**Complete the following:**
1. In the calculator notebook, recast the paragraph beginning "This notebook demonstrates" as a short bulleted list that keeps its main facts.
2. Reproduce without changes the stretch of the calculator notebook from "# A Symbolic" through "and arithmetic expressions.".

=== Source text ===

In [None]:
import { display } from "tslab";
import { readFileSync } from "fs";

const css = readFileSync("../style.css", "utf8");
display.html(`<style>${css}</style>`);

## Imports and Library Setup

In [None]:
import { buildParser } from '@lezer/generator';
import { Tree, TreeCursor } from '@lezer/common';
import { LRParser } from '@lezer/lr';
import { RecursiveSet, RecursiveMap, Tuple } from "recursive-set";

# A Symbolic Calculator with Lezer \& RecursiveSet

This notebook demonstrates the implementation of a **symbolic calculator** that parses, analyzes, and evaluates assignments and arithmetic expressions.

=== Provided information ===

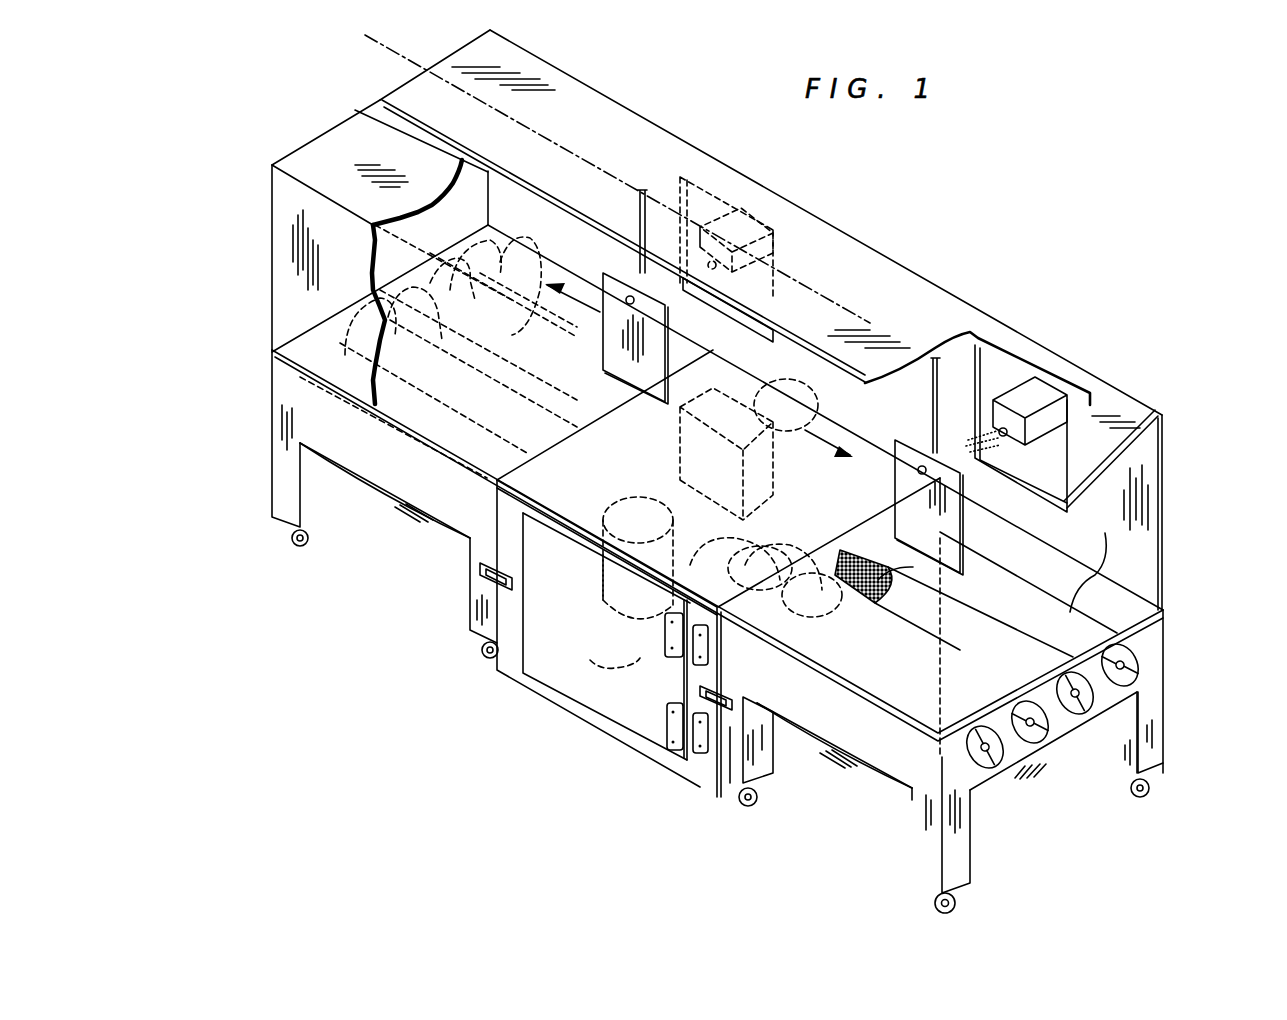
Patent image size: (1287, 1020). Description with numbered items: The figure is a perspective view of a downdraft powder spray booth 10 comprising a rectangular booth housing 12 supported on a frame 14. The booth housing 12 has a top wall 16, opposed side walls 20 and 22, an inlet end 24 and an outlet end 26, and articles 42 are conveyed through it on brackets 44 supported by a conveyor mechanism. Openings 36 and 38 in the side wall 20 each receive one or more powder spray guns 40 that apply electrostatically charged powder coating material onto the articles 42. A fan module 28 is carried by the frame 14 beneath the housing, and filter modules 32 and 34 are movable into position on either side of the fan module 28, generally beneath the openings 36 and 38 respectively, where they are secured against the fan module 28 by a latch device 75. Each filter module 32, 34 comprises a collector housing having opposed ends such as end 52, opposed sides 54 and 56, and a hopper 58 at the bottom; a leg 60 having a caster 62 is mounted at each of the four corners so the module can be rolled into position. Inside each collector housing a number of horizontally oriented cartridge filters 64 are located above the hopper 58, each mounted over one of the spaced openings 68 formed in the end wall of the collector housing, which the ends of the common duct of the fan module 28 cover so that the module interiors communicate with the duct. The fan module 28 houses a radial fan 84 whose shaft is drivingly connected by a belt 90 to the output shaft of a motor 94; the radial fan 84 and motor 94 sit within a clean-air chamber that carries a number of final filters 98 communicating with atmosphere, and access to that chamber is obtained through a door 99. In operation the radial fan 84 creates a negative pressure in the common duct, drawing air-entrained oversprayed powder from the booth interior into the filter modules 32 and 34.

The downdraft powder spray booth 10 is at (984, 168).
The booth housing 12 is at (1185, 458).
The frame 14 is at (272, 352).
The top wall 16 is at (592, 112).
The side wall 20 is at (285, 232).
The side wall 22 is at (1168, 422).
The inlet end 24 is at (1140, 542).
The outlet end 26 is at (382, 100).
The fan module 28 is at (522, 707).
The filter module 32 is at (425, 553).
The filter module 34 is at (935, 855).
The opening 36 is at (705, 157).
The opening 38 is at (995, 345).
The powder spray gun 40 is at (747, 177).
The article 42 is at (900, 440).
The bracket 44 is at (640, 200).
The end 52 is at (1138, 704).
The side 54 is at (905, 760).
The side 56 is at (1167, 645).
The hopper 58 is at (385, 535).
The leg 60 is at (272, 478).
The caster 62 is at (300, 546).
The cartridge filter 64 is at (522, 250).
The spaced opening 68 is at (685, 495).
The latch device 75 is at (512, 578).
The radial fan 84 is at (735, 500).
The belt 90 is at (600, 665).
The motor 94 is at (600, 600).
The final filter 98 is at (755, 388).
The door 99 is at (630, 708).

===

**Problem solutions:**
1.
- Subject: the implementation of a symbolic calculator
- What it handles: assignments and arithmetic expressions
- What it does with them: parses, analyzes, and evaluates them

2.
# A Symbolic Calculator with Lezer \& RecursiveSet

This notebook demonstrates the implementation of a **symbolic calculator** that parses, analyzes, and evaluates assignments and arithmetic expressions.